# What is asked
Gather up the lines that contain "Maintenance".
-- START OF Available records --
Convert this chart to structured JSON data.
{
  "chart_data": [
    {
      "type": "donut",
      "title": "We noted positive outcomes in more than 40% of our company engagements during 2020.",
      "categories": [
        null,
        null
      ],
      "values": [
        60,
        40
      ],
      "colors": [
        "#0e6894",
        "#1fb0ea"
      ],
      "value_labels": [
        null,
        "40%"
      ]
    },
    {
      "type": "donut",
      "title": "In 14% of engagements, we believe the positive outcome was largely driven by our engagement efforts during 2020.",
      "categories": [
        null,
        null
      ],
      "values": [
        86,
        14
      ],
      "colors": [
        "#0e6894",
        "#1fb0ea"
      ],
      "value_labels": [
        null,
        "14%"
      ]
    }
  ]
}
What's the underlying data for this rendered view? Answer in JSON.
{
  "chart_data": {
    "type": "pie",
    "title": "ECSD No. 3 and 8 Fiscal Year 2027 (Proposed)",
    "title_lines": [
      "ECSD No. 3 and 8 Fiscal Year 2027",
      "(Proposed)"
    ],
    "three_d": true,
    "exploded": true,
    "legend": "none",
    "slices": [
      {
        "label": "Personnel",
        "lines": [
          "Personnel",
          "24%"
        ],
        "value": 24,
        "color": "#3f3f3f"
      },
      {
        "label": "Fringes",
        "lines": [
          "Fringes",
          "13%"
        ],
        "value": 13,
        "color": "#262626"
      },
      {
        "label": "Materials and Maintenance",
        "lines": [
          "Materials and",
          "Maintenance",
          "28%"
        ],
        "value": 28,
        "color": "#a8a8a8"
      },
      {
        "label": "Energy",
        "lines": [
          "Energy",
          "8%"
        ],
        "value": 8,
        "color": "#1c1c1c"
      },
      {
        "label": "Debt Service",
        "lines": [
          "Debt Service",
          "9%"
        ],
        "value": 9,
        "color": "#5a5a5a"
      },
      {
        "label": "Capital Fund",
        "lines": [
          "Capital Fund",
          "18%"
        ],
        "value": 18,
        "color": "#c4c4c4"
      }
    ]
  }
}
-- END OF Available records --
# Answer to the task
        "label": "Materials and Maintenance",
          "Maintenance",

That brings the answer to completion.